▽
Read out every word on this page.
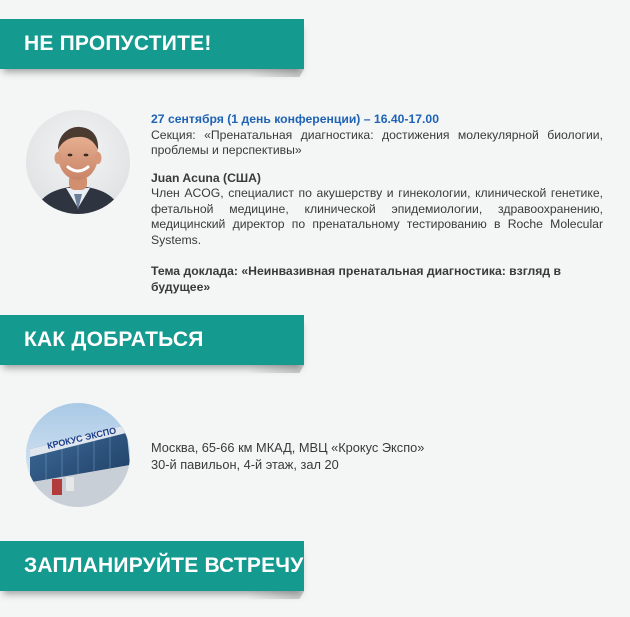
НЕ ПРОПУСТИТЕ!
27 сентября (1 день конференции) – 16.40-17.00
Секция: «Пренатальная диагностика: достижения молекулярной биологии, проблемы и перспективы»
Juan Acuna (США)
Член ACOG, специалист по акушерству и гинекологии, клинической генетике, фетальной медицине, клинической эпидемиологии, здравоохранению, медицинский директор по пренатальному тестированию в Roche Molecular Systems.
Тема доклада: «Неинвазивная пренатальная диагностика: взгляд в будущее»
КАК ДОБРАТЬСЯ
КРОКУС ЭКСПО	Москва, 65-66 км МКАД, МВЦ «Крокус Экспо»
30-й павильон, 4-й этаж, зал 20
ЗАПЛАНИРУЙТЕ ВСТРЕЧУ
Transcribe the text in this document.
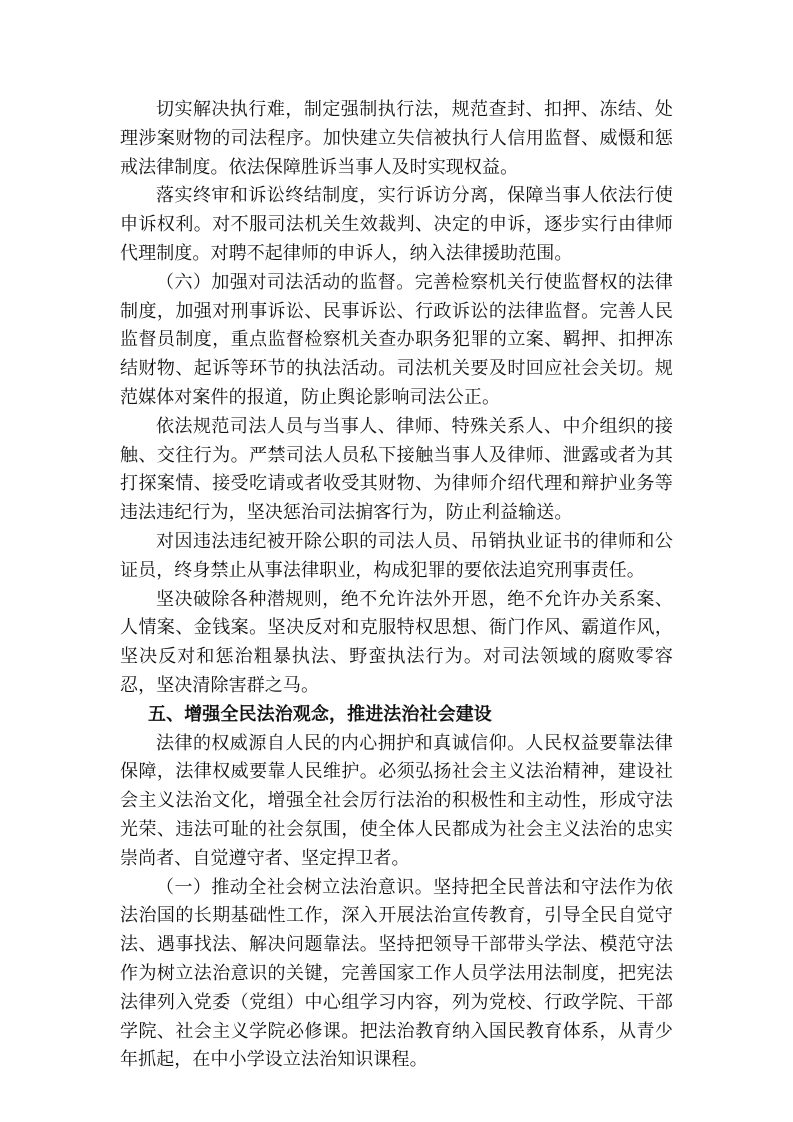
切实解决执行难，制定强制执行法，规范查封、扣押、冻结、处理涉案财物的司法程序。加快建立失信被执行人信用监督、威慑和惩戒法律制度。依法保障胜诉当事人及时实现权益。

落实终审和诉讼终结制度，实行诉访分离，保障当事人依法行使申诉权利。对不服司法机关生效裁判、决定的申诉，逐步实行由律师代理制度。对聘不起律师的申诉人，纳入法律援助范围。

（六）加强对司法活动的监督。完善检察机关行使监督权的法律制度，加强对刑事诉讼、民事诉讼、行政诉讼的法律监督。完善人民监督员制度，重点监督检察机关查办职务犯罪的立案、羁押、扣押冻结财物、起诉等环节的执法活动。司法机关要及时回应社会关切。规范媒体对案件的报道，防止舆论影响司法公正。

依法规范司法人员与当事人、律师、特殊关系人、中介组织的接触、交往行为。严禁司法人员私下接触当事人及律师、泄露或者为其打探案情、接受吃请或者收受其财物、为律师介绍代理和辩护业务等违法违纪行为，坚决惩治司法掮客行为，防止利益输送。

对因违法违纪被开除公职的司法人员、吊销执业证书的律师和公证员，终身禁止从事法律职业，构成犯罪的要依法追究刑事责任。

坚决破除各种潜规则，绝不允许法外开恩，绝不允许办关系案、人情案、金钱案。坚决反对和克服特权思想、衙门作风、霸道作风，坚决反对和惩治粗暴执法、野蛮执法行为。对司法领域的腐败零容忍，坚决清除害群之马。

五、增强全民法治观念，推进法治社会建设

法律的权威源自人民的内心拥护和真诚信仰。人民权益要靠法律保障，法律权威要靠人民维护。必须弘扬社会主义法治精神，建设社会主义法治文化，增强全社会厉行法治的积极性和主动性，形成守法光荣、违法可耻的社会氛围，使全体人民都成为社会主义法治的忠实崇尚者、自觉遵守者、坚定捍卫者。

（一）推动全社会树立法治意识。坚持把全民普法和守法作为依法治国的长期基础性工作，深入开展法治宣传教育，引导全民自觉守法、遇事找法、解决问题靠法。坚持把领导干部带头学法、模范守法作为树立法治意识的关键，完善国家工作人员学法用法制度，把宪法法律列入党委（党组）中心组学习内容，列为党校、行政学院、干部学院、社会主义学院必修课。把法治教育纳入国民教育体系，从青少年抓起，在中小学设立法治知识课程。
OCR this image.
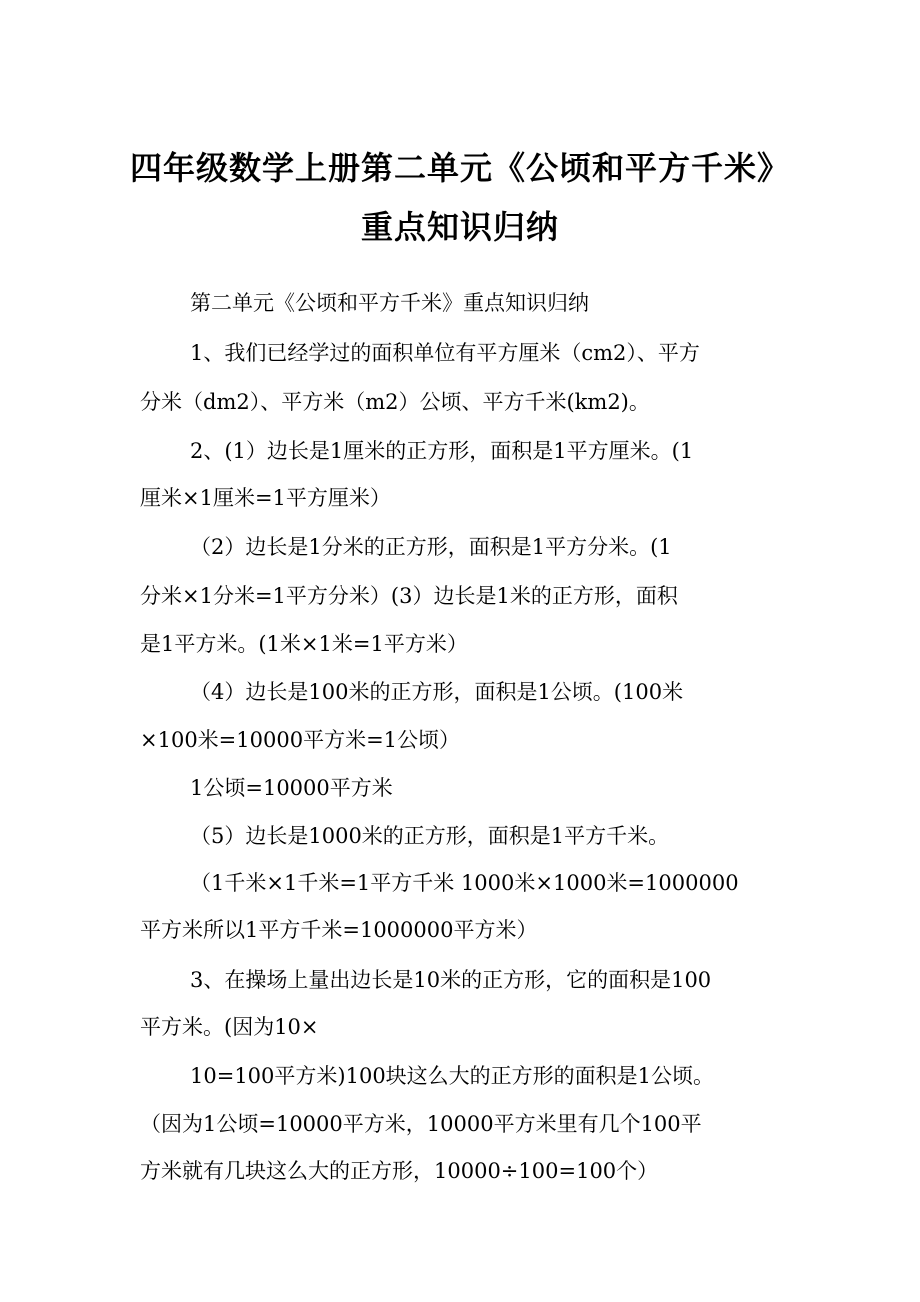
四年级数学上册第二单元《公顷和平方千米》
重点知识归纳
第二单元《公顷和平方千米》重点知识归纳
1、我们已经学过的面积单位有平方厘米（cm2）、平方
分米（dm2）、平方米（m2）公顷、平方千米(km2)。
2、(1）边长是1厘米的正方形，面积是1平方厘米。(1
厘米×1厘米=1平方厘米）
（2）边长是1分米的正方形，面积是1平方分米。(1
分米×1分米=1平方分米）(3）边长是1米的正方形，面积
是1平方米。(1米×1米=1平方米）
（4）边长是100米的正方形，面积是1公顷。(100米
×100米=10000平方米=1公顷）
1公顷=10000平方米
（5）边长是1000米的正方形，面积是1平方千米。
（1千米×1千米=1平方千米 1000米×1000米=1000000
平方米所以1平方千米=1000000平方米）
3、在操场上量出边长是10米的正方形，它的面积是100
平方米。(因为10×
10=100平方米)100块这么大的正方形的面积是1公顷。
（因为1公顷=10000平方米，10000平方米里有几个100平
方米就有几块这么大的正方形，10000÷100=100个）
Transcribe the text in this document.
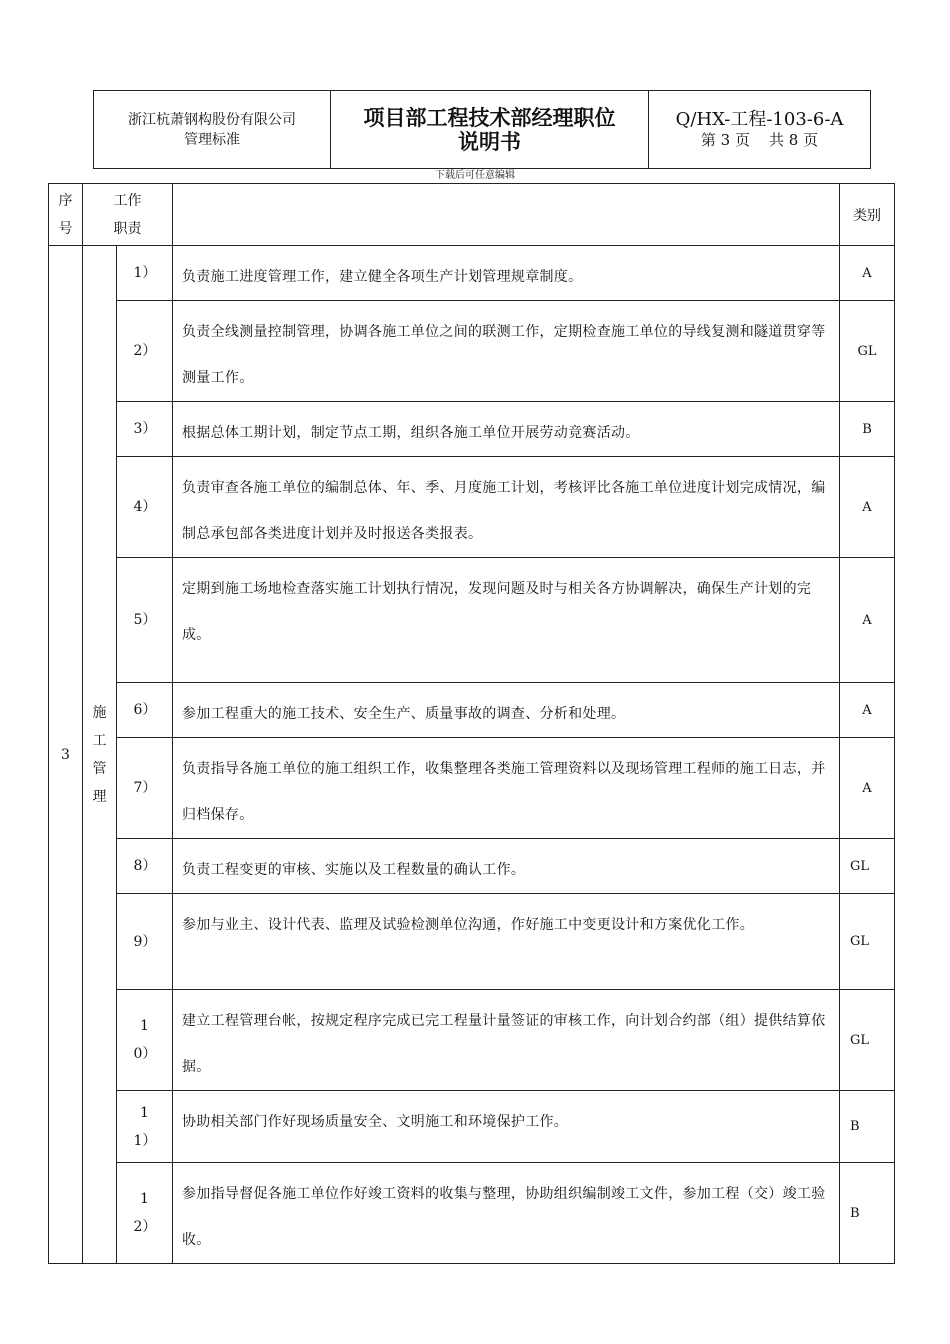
浙江杭萧钢构股份有限公司
管理标准
项目部工程技术部经理职位
说明书
Q/HX-工程-103-6-A
第 3 页    共 8 页
下载后可任意编辑
序
号	工作
职责			类别
3	施
工
管
理	1）	负责施工进度管理工作，建立健全各项生产计划管理规章制度。	A
		2）	负责全线测量控制管理，协调各施工单位之间的联测工作，定期检查施工单位的导线复测和隧道贯穿等测量工作。	GL
		3）	根据总体工期计划，制定节点工期，组织各施工单位开展劳动竞赛活动。	B
		4）	负责审查各施工单位的编制总体、年、季、月度施工计划，考核评比各施工单位进度计划完成情况，编制总承包部各类进度计划并及时报送各类报表。	A
		5）	定期到施工场地检查落实施工计划执行情况，发现问题及时与相关各方协调解决，确保生产计划的完成。	A
		6）	参加工程重大的施工技术、安全生产、质量事故的调查、分析和处理。	A
		7）	负责指导各施工单位的施工组织工作，收集整理各类施工管理资料以及现场管理工程师的施工日志，并归档保存。	A
		8）	负责工程变更的审核、实施以及工程数量的确认工作。	GL
		9）	参加与业主、设计代表、监理及试验检测单位沟通，作好施工中变更设计和方案优化工作。	GL
		10）	建立工程管理台帐，按规定程序完成已完工程量计量签证的审核工作，向计划合约部（组）提供结算依据。	GL
		11）	协助相关部门作好现场质量安全、文明施工和环境保护工作。	B
		12）	参加指导督促各施工单位作好竣工资料的收集与整理，协助组织编制竣工文件，参加工程（交）竣工验收。	B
△
### The request
Search the entries for the word "диагностика" and pick out every line that holds it.

### Response below
Секция: «Пренатальная диагностика: достижения молекулярной биологии, проблемы и перспективы»
Тема доклада: «Неинвазивная пренатальная диагностика: взгляд в будущее»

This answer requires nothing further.